### Goal:
Check each line of the listing, and copy it if it contains the word "that".

### Dataset:
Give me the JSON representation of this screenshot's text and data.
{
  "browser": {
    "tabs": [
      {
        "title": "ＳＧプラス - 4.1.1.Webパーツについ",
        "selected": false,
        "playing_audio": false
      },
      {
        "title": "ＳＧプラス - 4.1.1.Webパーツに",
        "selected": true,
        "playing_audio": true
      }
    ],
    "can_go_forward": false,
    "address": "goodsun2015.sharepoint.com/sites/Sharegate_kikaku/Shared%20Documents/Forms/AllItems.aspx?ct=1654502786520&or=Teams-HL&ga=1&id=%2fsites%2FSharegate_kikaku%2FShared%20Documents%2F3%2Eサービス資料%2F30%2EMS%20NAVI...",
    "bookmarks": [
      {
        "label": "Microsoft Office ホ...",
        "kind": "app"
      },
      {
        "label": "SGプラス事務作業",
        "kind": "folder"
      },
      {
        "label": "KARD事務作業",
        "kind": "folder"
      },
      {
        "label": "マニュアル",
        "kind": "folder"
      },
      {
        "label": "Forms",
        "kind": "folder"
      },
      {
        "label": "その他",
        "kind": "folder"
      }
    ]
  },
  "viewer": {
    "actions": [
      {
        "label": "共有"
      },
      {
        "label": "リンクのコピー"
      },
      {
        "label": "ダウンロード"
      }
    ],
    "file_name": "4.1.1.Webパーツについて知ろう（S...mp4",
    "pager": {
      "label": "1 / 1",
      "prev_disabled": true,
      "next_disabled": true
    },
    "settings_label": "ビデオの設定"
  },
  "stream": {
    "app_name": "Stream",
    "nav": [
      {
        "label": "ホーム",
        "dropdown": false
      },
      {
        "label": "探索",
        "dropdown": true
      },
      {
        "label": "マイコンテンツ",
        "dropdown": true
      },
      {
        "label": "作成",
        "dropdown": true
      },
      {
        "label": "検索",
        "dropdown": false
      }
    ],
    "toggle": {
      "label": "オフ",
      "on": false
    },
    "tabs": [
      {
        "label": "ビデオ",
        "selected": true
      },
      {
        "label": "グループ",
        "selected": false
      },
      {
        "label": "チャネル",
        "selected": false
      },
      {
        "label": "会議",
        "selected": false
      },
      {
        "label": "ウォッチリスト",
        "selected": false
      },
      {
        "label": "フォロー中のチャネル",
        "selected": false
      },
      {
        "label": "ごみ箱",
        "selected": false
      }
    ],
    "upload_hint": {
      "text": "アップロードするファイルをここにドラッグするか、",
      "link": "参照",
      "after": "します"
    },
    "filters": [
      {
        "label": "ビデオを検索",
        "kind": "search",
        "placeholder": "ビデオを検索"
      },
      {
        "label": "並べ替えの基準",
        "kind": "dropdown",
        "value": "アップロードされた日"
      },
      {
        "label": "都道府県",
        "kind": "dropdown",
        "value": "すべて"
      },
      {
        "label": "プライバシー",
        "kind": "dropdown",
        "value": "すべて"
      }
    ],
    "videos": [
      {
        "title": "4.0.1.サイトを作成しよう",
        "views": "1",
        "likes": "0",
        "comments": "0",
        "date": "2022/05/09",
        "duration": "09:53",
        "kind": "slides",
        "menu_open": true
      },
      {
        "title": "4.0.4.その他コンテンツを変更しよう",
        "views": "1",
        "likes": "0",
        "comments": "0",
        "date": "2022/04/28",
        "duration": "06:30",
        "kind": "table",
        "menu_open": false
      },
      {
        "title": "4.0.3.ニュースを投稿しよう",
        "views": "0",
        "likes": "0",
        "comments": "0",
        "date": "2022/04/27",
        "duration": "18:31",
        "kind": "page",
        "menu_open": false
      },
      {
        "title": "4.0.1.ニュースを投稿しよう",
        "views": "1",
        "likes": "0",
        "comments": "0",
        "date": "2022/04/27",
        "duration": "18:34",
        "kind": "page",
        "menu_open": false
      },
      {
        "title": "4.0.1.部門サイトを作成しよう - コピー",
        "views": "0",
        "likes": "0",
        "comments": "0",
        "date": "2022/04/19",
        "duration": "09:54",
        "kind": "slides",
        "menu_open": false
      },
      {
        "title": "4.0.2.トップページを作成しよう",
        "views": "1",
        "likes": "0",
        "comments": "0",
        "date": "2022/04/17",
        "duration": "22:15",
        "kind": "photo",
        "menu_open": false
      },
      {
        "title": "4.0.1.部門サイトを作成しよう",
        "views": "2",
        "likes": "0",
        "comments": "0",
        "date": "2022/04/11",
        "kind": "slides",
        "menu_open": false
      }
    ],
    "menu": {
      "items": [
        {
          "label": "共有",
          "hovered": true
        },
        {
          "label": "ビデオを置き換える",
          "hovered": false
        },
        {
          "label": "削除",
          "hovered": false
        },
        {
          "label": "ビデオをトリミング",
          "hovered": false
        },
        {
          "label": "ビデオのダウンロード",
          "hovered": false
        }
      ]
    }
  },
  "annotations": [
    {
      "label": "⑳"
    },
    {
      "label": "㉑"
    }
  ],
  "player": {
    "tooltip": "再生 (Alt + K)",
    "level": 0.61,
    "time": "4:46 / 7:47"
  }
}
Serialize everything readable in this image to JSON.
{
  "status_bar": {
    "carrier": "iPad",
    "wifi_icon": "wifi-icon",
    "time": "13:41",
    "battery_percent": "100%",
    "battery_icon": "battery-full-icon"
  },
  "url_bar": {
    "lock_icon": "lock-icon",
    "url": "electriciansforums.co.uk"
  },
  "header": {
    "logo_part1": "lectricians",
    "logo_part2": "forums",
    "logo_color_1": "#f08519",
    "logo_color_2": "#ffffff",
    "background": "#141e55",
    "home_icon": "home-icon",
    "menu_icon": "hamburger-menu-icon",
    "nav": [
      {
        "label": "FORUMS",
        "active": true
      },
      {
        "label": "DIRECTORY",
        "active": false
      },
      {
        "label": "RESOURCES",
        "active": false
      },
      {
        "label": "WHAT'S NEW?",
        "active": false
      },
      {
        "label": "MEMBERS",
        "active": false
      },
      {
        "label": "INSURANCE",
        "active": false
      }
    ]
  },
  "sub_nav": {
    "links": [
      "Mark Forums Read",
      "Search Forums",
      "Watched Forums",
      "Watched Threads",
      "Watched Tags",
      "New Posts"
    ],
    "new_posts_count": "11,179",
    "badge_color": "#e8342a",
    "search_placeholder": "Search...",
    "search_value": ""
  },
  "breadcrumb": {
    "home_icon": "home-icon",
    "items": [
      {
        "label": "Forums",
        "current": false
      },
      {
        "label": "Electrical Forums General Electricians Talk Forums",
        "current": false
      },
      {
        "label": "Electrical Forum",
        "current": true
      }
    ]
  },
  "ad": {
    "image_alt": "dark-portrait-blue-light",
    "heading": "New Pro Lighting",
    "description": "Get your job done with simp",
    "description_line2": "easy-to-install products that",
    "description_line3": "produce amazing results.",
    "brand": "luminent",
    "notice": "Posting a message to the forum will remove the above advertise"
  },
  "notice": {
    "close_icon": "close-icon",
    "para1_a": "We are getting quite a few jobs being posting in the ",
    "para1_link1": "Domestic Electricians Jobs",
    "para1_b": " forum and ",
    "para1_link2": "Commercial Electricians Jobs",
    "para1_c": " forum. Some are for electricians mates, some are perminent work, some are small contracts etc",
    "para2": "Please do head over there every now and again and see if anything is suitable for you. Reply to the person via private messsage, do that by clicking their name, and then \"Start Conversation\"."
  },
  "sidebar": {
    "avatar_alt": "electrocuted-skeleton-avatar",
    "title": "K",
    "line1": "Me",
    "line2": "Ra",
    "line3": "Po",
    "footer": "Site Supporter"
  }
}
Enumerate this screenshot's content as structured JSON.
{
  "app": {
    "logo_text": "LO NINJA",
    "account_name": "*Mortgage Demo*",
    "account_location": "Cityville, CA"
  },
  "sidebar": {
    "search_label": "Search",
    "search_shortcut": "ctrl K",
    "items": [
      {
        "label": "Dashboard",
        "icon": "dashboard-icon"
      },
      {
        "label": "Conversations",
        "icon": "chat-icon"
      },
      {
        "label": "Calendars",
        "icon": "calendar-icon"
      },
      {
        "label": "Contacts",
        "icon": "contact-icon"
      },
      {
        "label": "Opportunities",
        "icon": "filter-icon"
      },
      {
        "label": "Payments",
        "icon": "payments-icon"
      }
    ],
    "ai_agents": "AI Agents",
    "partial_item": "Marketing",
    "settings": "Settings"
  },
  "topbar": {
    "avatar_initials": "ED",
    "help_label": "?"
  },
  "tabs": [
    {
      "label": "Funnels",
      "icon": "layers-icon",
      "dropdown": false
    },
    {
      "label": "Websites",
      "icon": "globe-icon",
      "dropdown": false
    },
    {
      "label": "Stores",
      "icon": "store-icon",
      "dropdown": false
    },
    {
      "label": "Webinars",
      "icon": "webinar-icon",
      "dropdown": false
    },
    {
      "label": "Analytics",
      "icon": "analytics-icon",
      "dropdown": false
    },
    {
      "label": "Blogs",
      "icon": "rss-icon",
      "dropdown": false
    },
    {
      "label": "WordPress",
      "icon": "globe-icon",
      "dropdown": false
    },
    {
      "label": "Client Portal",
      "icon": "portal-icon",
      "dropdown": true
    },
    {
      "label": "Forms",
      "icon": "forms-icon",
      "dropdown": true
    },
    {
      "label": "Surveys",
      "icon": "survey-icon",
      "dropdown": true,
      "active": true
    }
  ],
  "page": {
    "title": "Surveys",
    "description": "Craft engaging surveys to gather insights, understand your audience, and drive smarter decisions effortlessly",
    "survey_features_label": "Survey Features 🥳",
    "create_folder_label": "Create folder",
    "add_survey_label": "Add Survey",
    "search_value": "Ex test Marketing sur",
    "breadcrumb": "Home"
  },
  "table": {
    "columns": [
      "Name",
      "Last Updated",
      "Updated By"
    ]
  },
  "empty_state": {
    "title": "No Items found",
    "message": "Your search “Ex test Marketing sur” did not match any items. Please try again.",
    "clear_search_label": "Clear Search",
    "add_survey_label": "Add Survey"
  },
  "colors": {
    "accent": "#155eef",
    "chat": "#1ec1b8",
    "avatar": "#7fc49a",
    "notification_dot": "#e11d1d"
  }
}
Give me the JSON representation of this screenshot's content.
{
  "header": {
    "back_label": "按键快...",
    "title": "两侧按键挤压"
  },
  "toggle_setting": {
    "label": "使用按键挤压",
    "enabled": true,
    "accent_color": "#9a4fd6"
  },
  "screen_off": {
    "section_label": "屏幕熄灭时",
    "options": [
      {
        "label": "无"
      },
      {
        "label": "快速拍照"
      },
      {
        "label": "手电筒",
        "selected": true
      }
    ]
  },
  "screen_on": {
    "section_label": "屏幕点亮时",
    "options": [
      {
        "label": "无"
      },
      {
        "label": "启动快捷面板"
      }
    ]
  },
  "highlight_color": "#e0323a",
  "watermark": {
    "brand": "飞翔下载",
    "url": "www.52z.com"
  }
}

### Correct result:
    "description_line2": "easy-to-install products that",
    "para2": "Please do head over there every now and again and see if anything is suitable for you. Reply to the person via private messsage, do that by clicking their name, and then \"Start Conversation\"."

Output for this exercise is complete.